YOUR INSTRUCTIONS = All of the data needs to be repeated exactly.

EXTRACTED INFORMATION =
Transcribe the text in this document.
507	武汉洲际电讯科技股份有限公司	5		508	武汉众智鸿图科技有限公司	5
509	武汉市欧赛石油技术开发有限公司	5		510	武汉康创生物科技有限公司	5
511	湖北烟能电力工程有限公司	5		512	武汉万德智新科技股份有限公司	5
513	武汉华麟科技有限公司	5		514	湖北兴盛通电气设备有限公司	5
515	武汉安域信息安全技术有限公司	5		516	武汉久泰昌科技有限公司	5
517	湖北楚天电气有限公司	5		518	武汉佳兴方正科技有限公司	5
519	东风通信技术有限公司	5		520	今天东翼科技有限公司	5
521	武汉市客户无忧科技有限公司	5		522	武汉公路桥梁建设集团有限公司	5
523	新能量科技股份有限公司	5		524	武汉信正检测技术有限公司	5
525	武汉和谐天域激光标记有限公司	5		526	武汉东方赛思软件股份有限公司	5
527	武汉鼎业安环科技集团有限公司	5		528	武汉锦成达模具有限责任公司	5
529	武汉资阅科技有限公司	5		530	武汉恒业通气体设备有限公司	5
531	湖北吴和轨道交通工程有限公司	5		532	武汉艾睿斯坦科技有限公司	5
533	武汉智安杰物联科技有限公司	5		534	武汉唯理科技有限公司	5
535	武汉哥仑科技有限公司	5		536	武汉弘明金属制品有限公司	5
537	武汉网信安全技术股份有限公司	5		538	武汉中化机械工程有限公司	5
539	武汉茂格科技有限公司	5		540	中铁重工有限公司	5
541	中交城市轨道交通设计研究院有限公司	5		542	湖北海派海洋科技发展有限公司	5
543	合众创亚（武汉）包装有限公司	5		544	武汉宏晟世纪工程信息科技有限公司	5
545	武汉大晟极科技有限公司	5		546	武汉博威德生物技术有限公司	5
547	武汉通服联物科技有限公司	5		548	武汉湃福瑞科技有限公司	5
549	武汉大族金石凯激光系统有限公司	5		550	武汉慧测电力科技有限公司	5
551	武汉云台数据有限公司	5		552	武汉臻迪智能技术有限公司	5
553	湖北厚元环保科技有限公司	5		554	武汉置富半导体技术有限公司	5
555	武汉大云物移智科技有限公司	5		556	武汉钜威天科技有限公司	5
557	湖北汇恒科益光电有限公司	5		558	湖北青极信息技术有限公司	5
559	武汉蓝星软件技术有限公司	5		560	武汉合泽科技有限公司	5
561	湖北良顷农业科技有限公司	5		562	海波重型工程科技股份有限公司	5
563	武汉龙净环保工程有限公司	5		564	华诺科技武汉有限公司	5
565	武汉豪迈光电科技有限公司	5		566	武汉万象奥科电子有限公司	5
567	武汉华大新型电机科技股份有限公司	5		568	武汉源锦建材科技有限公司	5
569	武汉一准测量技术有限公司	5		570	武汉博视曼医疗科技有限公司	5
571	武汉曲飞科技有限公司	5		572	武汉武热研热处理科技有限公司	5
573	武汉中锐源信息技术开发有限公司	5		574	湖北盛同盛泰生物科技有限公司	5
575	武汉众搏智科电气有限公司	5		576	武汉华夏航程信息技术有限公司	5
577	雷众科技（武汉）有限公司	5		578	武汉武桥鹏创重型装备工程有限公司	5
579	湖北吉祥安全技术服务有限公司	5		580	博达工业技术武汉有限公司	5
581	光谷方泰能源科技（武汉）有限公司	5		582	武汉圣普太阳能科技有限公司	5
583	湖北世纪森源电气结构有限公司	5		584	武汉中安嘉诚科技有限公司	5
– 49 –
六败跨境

WRITTEN ANSWER =
Transcribe the text in this document.
507	武汉洲际电讯科技股份有限公司	5		508	武汉众智鸿图科技有限公司	5
509	武汉市欧赛石油技术开发有限公司	5		510	武汉康创生物科技有限公司	5
511	湖北烟能电力工程有限公司	5		512	武汉万德智新科技股份有限公司	5
513	武汉华麟科技有限公司	5		514	湖北兴盛通电气设备有限公司	5
515	武汉安域信息安全技术有限公司	5		516	武汉久泰昌科技有限公司	5
517	湖北楚天电气有限公司	5		518	武汉佳兴方正科技有限公司	5
519	东风通信技术有限公司	5		520	今天东翼科技有限公司	5
521	武汉市客户无忧科技有限公司	5		522	武汉公路桥梁建设集团有限公司	5
523	新能量科技股份有限公司	5		524	武汉信正检测技术有限公司	5
525	武汉和谐天域激光标记有限公司	5		526	武汉东方赛思软件股份有限公司	5
527	武汉鼎业安环科技集团有限公司	5		528	武汉锦成达模具有限责任公司	5
529	武汉资阅科技有限公司	5		530	武汉恒业通气体设备有限公司	5
531	湖北吴和轨道交通工程有限公司	5		532	武汉艾睿斯坦科技有限公司	5
533	武汉智安杰物联科技有限公司	5		534	武汉唯理科技有限公司	5
535	武汉哥仑科技有限公司	5		536	武汉弘明金属制品有限公司	5
537	武汉网信安全技术股份有限公司	5		538	武汉中化机械工程有限公司	5
539	武汉茂格科技有限公司	5		540	中铁重工有限公司	5
541	中交城市轨道交通设计研究院有限公司	5		542	湖北海派海洋科技发展有限公司	5
543	合众创亚（武汉）包装有限公司	5		544	武汉宏晟世纪工程信息科技有限公司	5
545	武汉大晟极科技有限公司	5		546	武汉博威德生物技术有限公司	5
547	武汉通服联物科技有限公司	5		548	武汉湃福瑞科技有限公司	5
549	武汉大族金石凯激光系统有限公司	5		550	武汉慧测电力科技有限公司	5
551	武汉云台数据有限公司	5		552	武汉臻迪智能技术有限公司	5
553	湖北厚元环保科技有限公司	5		554	武汉置富半导体技术有限公司	5
555	武汉大云物移智科技有限公司	5		556	武汉钜威天科技有限公司	5
557	湖北汇恒科益光电有限公司	5		558	湖北青极信息技术有限公司	5
559	武汉蓝星软件技术有限公司	5		560	武汉合泽科技有限公司	5
561	湖北良顷农业科技有限公司	5		562	海波重型工程科技股份有限公司	5
563	武汉龙净环保工程有限公司	5		564	华诺科技武汉有限公司	5
565	武汉豪迈光电科技有限公司	5		566	武汉万象奥科电子有限公司	5
567	武汉华大新型电机科技股份有限公司	5		568	武汉源锦建材科技有限公司	5
569	武汉一准测量技术有限公司	5		570	武汉博视曼医疗科技有限公司	5
571	武汉曲飞科技有限公司	5		572	武汉武热研热处理科技有限公司	5
573	武汉中锐源信息技术开发有限公司	5		574	湖北盛同盛泰生物科技有限公司	5
575	武汉众搏智科电气有限公司	5		576	武汉华夏航程信息技术有限公司	5
577	雷众科技（武汉）有限公司	5		578	武汉武桥鹏创重型装备工程有限公司	5
579	湖北吉祥安全技术服务有限公司	5		580	博达工业技术武汉有限公司	5
581	光谷方泰能源科技（武汉）有限公司	5		582	武汉圣普太阳能科技有限公司	5
583	湖北世纪森源电气结构有限公司	5		584	武汉中安嘉诚科技有限公司	5
– 49 –
六败跨境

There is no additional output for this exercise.